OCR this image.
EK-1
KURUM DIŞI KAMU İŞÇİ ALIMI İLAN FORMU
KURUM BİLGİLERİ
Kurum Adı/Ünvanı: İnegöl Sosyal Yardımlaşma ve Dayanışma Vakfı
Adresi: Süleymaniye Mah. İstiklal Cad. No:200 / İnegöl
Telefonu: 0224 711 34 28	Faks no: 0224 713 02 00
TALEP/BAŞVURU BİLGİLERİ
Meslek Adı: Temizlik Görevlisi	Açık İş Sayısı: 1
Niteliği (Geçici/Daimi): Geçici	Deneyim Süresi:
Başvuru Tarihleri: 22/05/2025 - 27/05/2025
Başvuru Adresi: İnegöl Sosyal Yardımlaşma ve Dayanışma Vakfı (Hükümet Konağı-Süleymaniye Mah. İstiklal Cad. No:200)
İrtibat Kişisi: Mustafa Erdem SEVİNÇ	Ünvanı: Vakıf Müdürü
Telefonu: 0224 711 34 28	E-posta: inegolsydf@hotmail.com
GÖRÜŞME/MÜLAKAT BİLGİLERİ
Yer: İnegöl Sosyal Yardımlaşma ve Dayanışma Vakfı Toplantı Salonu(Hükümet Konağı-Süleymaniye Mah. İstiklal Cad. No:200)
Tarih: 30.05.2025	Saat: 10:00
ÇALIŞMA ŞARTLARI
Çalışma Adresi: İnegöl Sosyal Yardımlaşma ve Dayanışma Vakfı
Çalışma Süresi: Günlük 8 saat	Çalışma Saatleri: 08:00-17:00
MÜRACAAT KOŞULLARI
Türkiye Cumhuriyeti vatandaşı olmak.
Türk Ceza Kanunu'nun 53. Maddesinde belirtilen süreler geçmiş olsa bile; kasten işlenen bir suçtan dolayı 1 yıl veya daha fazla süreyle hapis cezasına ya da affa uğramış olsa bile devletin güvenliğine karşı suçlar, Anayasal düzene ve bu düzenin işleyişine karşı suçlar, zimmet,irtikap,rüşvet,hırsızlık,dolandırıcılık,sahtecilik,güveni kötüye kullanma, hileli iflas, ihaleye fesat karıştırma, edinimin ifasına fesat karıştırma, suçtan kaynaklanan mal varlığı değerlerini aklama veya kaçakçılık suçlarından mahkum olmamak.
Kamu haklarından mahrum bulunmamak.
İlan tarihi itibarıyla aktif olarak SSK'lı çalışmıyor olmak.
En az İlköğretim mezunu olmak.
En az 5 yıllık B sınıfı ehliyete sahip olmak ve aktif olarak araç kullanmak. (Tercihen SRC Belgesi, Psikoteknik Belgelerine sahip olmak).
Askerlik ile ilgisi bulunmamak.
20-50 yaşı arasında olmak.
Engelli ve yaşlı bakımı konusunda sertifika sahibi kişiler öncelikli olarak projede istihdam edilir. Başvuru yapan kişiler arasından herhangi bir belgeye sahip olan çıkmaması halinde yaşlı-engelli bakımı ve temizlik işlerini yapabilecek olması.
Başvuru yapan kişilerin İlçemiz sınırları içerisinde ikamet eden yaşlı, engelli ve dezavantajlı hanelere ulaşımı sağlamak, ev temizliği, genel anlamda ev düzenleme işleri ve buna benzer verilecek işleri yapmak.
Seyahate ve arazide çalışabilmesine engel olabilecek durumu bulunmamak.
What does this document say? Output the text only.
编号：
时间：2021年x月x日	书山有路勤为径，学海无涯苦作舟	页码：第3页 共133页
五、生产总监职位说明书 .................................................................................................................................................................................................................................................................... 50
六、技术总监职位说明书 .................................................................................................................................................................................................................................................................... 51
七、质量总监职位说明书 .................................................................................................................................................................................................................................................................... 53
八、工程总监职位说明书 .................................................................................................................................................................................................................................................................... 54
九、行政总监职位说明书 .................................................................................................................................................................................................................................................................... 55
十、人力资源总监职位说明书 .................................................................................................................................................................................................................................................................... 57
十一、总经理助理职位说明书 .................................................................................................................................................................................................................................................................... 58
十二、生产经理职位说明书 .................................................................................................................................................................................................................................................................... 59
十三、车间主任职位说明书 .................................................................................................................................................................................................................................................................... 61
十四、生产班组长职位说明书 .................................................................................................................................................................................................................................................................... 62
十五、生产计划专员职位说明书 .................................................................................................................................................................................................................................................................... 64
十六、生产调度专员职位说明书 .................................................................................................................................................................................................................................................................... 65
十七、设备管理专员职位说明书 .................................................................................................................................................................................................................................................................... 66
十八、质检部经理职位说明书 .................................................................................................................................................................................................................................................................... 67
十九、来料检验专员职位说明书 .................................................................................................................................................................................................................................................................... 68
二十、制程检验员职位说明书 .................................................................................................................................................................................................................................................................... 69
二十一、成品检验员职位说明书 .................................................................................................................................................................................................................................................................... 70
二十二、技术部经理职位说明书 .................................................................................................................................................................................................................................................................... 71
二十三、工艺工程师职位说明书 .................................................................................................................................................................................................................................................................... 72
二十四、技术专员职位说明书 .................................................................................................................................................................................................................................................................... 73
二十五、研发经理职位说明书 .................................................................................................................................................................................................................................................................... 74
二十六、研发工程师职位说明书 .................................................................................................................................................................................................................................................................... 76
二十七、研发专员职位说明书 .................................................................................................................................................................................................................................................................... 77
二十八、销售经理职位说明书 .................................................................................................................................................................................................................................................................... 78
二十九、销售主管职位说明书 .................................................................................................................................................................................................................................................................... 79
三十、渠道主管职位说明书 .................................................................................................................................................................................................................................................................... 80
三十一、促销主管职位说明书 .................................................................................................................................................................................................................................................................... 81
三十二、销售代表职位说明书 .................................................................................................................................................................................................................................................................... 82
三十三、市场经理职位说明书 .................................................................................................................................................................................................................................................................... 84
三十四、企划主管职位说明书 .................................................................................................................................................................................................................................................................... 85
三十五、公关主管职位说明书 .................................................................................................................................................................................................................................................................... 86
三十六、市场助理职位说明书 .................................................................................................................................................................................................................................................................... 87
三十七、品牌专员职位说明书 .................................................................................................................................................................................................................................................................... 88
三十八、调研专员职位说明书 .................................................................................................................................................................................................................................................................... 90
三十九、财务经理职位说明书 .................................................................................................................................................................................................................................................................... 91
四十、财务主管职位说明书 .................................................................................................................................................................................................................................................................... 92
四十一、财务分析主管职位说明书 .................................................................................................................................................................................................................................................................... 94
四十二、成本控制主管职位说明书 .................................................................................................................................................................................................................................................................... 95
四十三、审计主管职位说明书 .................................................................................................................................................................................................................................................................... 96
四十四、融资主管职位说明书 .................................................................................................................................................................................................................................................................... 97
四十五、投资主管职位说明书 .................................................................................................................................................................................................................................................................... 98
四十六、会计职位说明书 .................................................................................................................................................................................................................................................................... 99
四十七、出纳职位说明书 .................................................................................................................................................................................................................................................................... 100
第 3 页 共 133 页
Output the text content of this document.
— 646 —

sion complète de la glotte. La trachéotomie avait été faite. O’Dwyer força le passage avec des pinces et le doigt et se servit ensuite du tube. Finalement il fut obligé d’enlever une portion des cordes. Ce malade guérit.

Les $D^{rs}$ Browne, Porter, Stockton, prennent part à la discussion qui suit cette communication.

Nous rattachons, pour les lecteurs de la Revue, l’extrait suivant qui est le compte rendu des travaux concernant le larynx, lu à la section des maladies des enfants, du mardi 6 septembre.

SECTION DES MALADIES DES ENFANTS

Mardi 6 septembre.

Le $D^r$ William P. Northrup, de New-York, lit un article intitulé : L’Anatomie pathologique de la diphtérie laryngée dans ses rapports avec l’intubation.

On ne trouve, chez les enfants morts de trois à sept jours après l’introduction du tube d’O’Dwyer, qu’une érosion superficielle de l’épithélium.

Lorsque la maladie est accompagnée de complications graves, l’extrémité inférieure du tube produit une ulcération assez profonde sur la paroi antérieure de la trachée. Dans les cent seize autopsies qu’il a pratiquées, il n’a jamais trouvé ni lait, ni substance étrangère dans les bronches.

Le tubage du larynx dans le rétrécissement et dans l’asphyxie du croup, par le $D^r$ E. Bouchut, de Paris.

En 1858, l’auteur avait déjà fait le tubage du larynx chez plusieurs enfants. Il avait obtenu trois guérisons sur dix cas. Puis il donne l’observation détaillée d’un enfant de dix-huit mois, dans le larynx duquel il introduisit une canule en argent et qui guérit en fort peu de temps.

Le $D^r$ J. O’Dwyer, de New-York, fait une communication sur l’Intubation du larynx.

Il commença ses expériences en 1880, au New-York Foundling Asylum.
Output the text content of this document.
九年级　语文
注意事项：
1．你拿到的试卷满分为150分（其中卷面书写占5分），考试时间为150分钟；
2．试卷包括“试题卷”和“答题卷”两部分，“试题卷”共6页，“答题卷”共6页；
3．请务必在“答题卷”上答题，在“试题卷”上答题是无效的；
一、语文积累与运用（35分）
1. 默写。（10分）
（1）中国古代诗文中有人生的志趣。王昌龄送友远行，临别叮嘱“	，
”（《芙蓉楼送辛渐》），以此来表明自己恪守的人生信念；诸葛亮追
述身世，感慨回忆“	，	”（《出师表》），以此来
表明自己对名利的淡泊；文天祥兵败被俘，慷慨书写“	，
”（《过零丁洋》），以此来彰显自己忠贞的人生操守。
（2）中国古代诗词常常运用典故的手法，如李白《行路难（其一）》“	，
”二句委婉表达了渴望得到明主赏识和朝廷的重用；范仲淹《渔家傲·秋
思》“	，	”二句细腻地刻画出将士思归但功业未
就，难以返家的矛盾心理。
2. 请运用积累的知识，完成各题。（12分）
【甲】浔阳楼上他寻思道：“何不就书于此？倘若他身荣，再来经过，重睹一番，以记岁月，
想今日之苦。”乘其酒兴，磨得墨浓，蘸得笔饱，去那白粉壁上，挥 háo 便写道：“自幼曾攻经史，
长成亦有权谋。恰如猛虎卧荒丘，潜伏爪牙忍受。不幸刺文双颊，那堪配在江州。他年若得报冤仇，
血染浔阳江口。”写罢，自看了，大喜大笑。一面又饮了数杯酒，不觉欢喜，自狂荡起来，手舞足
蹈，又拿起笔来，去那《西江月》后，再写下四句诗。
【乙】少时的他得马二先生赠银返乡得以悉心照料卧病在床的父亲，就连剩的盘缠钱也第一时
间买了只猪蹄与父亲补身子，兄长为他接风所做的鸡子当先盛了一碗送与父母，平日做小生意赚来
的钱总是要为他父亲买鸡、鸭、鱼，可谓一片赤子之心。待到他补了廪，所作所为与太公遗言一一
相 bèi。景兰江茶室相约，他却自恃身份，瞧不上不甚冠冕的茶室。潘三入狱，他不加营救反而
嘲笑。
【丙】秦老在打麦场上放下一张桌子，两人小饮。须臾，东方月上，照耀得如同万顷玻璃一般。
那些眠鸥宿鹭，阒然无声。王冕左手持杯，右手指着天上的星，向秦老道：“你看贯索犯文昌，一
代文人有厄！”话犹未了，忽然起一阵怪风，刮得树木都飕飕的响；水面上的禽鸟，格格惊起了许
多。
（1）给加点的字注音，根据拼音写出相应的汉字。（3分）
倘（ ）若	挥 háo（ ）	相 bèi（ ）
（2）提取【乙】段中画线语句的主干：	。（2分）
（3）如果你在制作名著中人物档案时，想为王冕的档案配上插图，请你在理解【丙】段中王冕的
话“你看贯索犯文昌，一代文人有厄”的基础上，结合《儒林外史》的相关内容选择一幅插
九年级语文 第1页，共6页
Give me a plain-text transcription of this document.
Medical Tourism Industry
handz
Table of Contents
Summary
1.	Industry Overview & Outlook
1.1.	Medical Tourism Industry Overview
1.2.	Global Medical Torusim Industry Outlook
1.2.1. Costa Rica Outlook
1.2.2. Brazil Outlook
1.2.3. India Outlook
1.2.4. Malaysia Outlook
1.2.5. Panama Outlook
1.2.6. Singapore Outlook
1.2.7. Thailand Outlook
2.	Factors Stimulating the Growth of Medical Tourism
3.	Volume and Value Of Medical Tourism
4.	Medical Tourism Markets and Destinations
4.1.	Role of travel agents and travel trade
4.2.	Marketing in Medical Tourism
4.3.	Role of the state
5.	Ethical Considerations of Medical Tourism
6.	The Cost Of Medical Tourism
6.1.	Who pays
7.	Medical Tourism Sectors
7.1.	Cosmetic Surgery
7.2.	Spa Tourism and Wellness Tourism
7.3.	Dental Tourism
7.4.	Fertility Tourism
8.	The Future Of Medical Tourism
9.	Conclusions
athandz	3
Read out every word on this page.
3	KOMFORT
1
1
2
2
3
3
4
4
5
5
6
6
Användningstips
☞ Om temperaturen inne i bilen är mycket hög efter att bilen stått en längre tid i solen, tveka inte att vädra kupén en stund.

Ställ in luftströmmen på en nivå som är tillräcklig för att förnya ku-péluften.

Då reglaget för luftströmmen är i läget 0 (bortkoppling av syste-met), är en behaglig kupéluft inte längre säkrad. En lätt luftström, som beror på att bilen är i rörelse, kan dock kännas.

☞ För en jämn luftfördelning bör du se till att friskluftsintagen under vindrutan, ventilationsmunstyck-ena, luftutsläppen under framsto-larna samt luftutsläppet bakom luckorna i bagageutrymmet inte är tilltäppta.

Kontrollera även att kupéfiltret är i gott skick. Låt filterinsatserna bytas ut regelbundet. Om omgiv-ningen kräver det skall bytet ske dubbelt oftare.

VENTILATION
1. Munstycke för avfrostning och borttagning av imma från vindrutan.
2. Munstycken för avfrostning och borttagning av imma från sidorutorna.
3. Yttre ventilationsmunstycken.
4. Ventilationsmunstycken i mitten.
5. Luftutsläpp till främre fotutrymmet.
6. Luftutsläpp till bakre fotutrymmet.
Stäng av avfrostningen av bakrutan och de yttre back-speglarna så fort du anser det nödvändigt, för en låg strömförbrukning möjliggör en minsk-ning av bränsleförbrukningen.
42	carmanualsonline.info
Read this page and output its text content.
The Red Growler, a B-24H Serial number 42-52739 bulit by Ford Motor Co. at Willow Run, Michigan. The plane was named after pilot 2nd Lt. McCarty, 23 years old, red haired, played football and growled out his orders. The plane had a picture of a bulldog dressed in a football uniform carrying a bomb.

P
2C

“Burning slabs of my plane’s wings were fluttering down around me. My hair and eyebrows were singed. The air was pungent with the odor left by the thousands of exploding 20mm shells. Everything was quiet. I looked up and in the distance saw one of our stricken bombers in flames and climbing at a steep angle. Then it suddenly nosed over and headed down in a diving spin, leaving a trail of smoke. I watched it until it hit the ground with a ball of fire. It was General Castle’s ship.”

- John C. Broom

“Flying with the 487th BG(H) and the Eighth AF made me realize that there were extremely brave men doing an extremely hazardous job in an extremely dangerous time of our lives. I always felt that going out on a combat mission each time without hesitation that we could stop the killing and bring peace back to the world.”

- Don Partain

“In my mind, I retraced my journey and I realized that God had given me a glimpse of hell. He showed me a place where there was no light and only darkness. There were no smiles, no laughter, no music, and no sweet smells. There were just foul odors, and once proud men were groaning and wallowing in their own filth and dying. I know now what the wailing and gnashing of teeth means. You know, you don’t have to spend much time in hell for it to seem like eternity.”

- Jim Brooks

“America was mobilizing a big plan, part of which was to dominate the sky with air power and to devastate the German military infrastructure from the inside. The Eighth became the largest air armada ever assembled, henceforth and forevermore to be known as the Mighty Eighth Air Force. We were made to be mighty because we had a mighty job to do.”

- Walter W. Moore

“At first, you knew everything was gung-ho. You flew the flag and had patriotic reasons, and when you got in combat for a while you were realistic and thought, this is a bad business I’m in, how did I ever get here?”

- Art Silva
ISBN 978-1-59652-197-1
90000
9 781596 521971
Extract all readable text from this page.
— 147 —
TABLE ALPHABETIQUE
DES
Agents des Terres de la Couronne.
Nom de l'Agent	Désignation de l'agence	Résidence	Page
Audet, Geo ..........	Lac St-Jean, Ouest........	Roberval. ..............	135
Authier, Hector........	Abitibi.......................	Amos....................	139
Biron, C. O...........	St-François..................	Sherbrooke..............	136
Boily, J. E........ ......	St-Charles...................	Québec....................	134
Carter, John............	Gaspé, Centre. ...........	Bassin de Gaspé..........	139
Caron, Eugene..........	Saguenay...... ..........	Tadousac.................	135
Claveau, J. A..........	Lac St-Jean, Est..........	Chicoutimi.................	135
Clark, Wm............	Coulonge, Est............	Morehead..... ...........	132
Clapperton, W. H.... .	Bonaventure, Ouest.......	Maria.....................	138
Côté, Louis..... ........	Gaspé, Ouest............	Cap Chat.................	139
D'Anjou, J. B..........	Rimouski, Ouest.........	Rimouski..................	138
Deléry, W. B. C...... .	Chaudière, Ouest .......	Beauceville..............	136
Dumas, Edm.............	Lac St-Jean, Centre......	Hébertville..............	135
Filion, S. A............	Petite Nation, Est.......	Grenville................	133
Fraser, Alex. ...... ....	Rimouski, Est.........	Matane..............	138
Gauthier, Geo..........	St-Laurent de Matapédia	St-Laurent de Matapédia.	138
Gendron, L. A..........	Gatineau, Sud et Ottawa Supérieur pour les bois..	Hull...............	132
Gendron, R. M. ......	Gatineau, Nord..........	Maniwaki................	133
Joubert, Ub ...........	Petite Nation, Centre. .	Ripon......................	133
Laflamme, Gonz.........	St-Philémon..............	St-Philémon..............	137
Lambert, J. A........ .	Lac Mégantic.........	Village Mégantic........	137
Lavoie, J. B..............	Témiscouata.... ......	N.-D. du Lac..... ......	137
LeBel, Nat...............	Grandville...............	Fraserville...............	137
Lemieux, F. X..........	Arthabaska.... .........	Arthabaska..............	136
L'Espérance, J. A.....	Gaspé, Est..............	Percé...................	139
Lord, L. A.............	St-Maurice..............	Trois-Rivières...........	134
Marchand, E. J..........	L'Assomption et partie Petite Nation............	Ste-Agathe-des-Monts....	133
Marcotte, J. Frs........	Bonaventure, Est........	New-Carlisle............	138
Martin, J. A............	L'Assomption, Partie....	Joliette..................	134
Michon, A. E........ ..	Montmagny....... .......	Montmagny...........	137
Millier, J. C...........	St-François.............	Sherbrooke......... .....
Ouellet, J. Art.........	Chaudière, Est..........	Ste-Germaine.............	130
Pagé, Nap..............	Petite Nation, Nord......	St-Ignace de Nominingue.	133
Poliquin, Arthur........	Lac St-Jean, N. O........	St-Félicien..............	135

# # #

Problem statement: Look through the material above. Copy each line where the word "fotutrymmet" appears.

Answer for the task:
5. Luftutsläpp till främre fotutrymmet.
6. Luftutsläpp till bakre fotutrymmet.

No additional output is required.